Reproduce the records below in full and word for word, excluding pictures.
-- Begin RECORDS FOR THIS TASK --
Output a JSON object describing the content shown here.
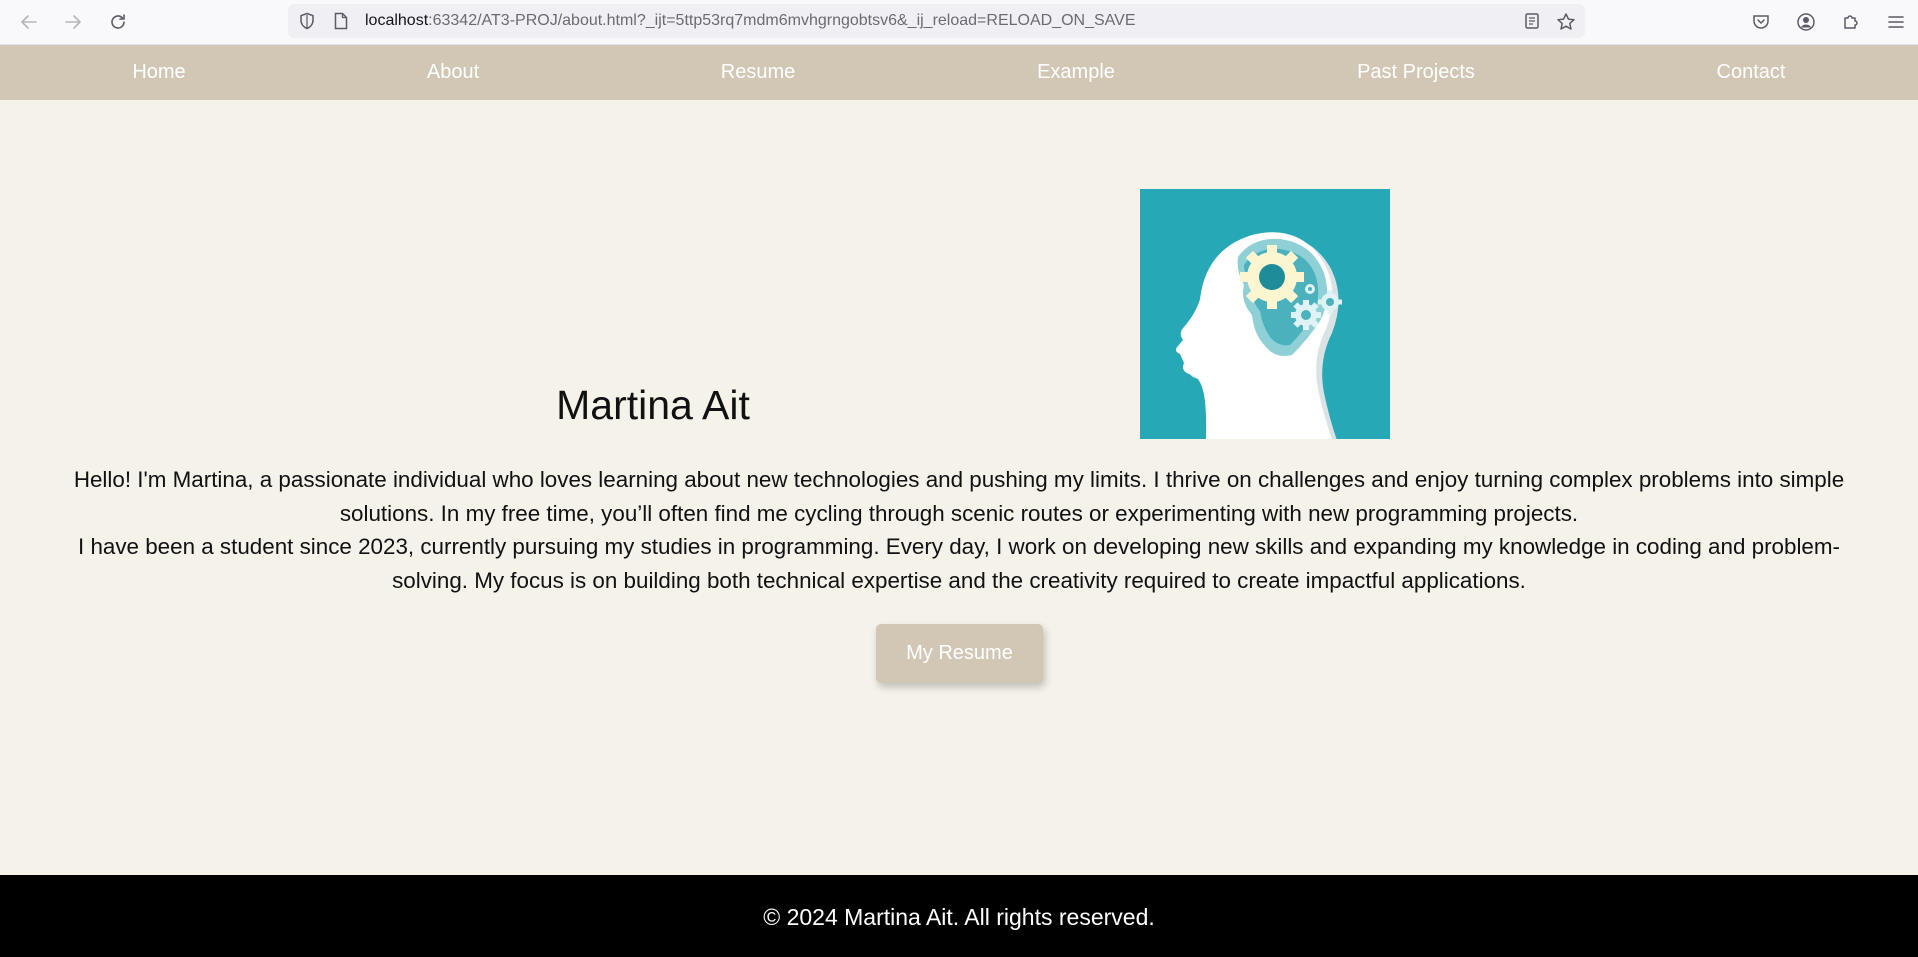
{
  "browser": {
    "url_host": "localhost",
    "url_rest": ":63342/AT3-PROJ/about.html?_ijt=5ttp53rq7mdm6mvhgrngobtsv6&_ij_reload=RELOAD_ON_SAVE",
    "icons": [
      "back-arrow-icon",
      "forward-arrow-icon",
      "reload-icon",
      "shield-icon",
      "page-icon",
      "reader-view-icon",
      "bookmark-star-icon",
      "pocket-icon",
      "account-icon",
      "extensions-icon",
      "menu-icon"
    ]
  },
  "nav": {
    "items": [
      "Home",
      "About",
      "Resume",
      "Example",
      "Past Projects",
      "Contact"
    ]
  },
  "profile": {
    "name": "Martina Ait",
    "image": "brain-gears-icon",
    "image_bg": "#26a8b6"
  },
  "bio": {
    "paragraph1": "Hello! I'm Martina, a passionate individual who loves learning about new technologies and pushing my limits. I thrive on challenges and enjoy turning complex problems into simple solutions. In my free time, you’ll often find me cycling through scenic routes or experimenting with new programming projects.",
    "paragraph2": "I have been a student since 2023, currently pursuing my studies in programming. Every day, I work on developing new skills and expanding my knowledge in coding and problem-solving. My focus is on building both technical expertise and the creativity required to create impactful applications."
  },
  "cta": {
    "label": "My Resume"
  },
  "footer": {
    "text": "© 2024 Martina Ait. All rights reserved."
  },
  "colors": {
    "page_bg": "#f5f2ea",
    "nav_bg": "#d1c7b4",
    "button_bg": "#d1c7b4",
    "footer_bg": "#000000"
  }
}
-- End RECORDS FOR THIS TASK --
§ **WRITTEN ANSWER**:
Output a JSON object describing the content shown here.
{
  "browser": {
    "url_host": "localhost",
    "url_rest": ":63342/AT3-PROJ/about.html?_ijt=5ttp53rq7mdm6mvhgrngobtsv6&_ij_reload=RELOAD_ON_SAVE",
    "icons": [
      "back-arrow-icon",
      "forward-arrow-icon",
      "reload-icon",
      "shield-icon",
      "page-icon",
      "reader-view-icon",
      "bookmark-star-icon",
      "pocket-icon",
      "account-icon",
      "extensions-icon",
      "menu-icon"
    ]
  },
  "nav": {
    "items": [
      "Home",
      "About",
      "Resume",
      "Example",
      "Past Projects",
      "Contact"
    ]
  },
  "profile": {
    "name": "Martina Ait",
    "image": "brain-gears-icon",
    "image_bg": "#26a8b6"
  },
  "bio": {
    "paragraph1": "Hello! I'm Martina, a passionate individual who loves learning about new technologies and pushing my limits. I thrive on challenges and enjoy turning complex problems into simple solutions. In my free time, you’ll often find me cycling through scenic routes or experimenting with new programming projects.",
    "paragraph2": "I have been a student since 2023, currently pursuing my studies in programming. Every day, I work on developing new skills and expanding my knowledge in coding and problem-solving. My focus is on building both technical expertise and the creativity required to create impactful applications."
  },
  "cta": {
    "label": "My Resume"
  },
  "footer": {
    "text": "© 2024 Martina Ait. All rights reserved."
  },
  "colors": {
    "page_bg": "#f5f2ea",
    "nav_bg": "#d1c7b4",
    "button_bg": "#d1c7b4",
    "footer_bg": "#000000"
  }
}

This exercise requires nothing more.